**Job:** State how many lines of the records contain the string "Бранковичей". Give the number alone.

◆ ◆ ◆ ◆ ◆

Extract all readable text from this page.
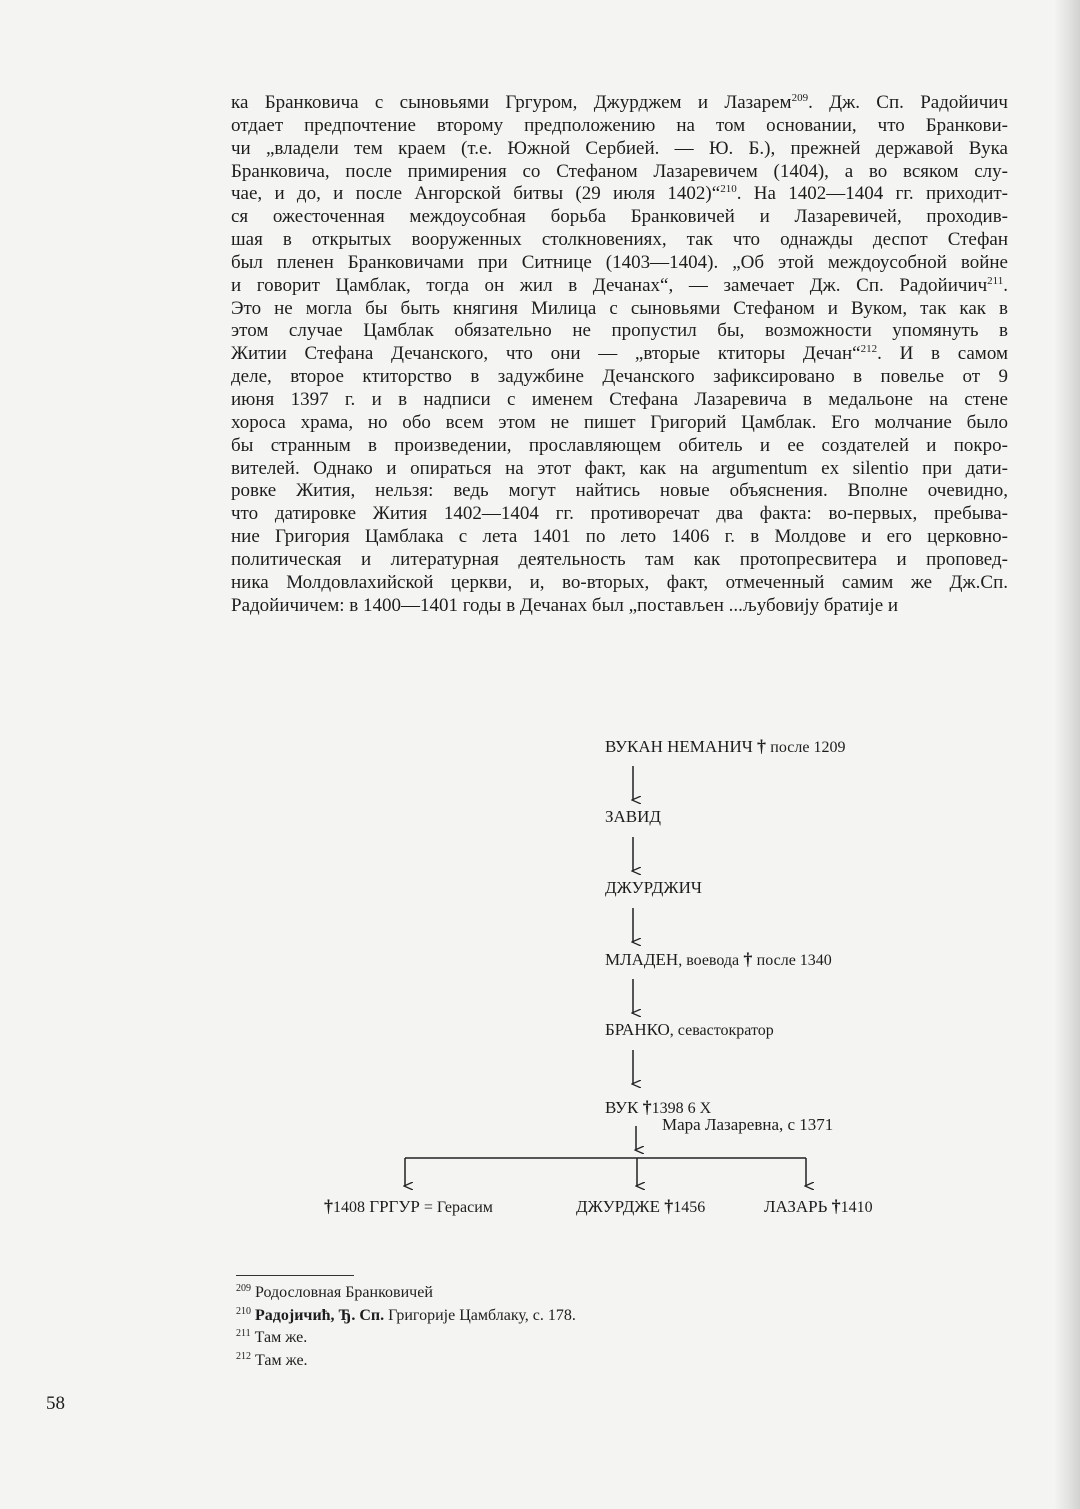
ка Бранковича с сыновьями Гргуром, Джурджем и Лазарем$^{209}$. Дж. Сп. Радойичич
отдает предпочтение второму предположению на том основании, что Бранкови-
чи „владели тем краем (т.е. Южной Сербией. — Ю. Б.), прежней державой Вука
Бранковича, после примирения со Стефаном Лазаревичем (1404), а во всяком слу-
чае, и до, и после Ангорской битвы (29 июля 1402)“$^{210}$. На 1402—1404 гг. приходит-
ся ожесточенная междоусобная борьба Бранковичей и Лазаревичей, проходив-
шая в открытых вооруженных столкновениях, так что однажды деспот Стефан
был пленен Бранковичами при Ситнице (1403—1404). „Об этой междоусобной войне
и говорит Цамблак, тогда он жил в Дечанах“, — замечает Дж. Сп. Радойичич$^{211}$.
Это не могла бы быть княгиня Милица с сыновьями Стефаном и Вуком, так как в
этом случае Цамблак обязательно не пропустил бы, возможности упомянуть в
Житии Стефана Дечанского, что они — „вторые ктиторы Дечан“$^{212}$. И в самом
деле, второе ктиторство в задужбине Дечанского зафиксировано в повелье от 9
июня 1397 г. и в надписи с именем Стефана Лазаревича в медальоне на стене
хороса храма, но обо всем этом не пишет Григорий Цамблак. Его молчание было
бы странным в произведении, прославляющем обитель и ее создателей и покро-
вителей. Однако и опираться на этот факт, как на argumentum ex silentio при дати-
ровке Жития, нельзя: ведь могут найтись новые объяснения. Вполне очевидно,
что датировке Жития 1402—1404 гг. противоречат два факта: во-первых, пребыва-
ние Григория Цамблака с лета 1401 по лето 1406 г. в Молдове и его церковно-
политическая и литературная деятельность там как протопресвитера и проповед-
ника Молдовлахийской церкви, и, во-вторых, факт, отмеченный самим же Дж.Сп.
Радойичичем: в 1400—1401 годы в Дечанах был „постављен ...љубовију братије и
ВУКАН НЕМАНИЧ † после 1209
ЗАВИД
ДЖУРДЖИЧ
МЛАДЕН, воевода † после 1340
БРАНКО, севастократор
ВУК †1398 6 X
Мара Лазаревна, с 1371
†1408 ГРГУР = Герасим	ДЖУРДЖЕ †1456	ЛАЗАРЬ †1410
$^{209}$ Родословная Бранковичей
$^{210}$ Радојичић, Ђ. Сп. Григорије Цамблаку, с. 178.
$^{211}$ Там же.
$^{212}$ Там же.
58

◆ ◆ ◆ ◆ ◆

**Correct response:** 2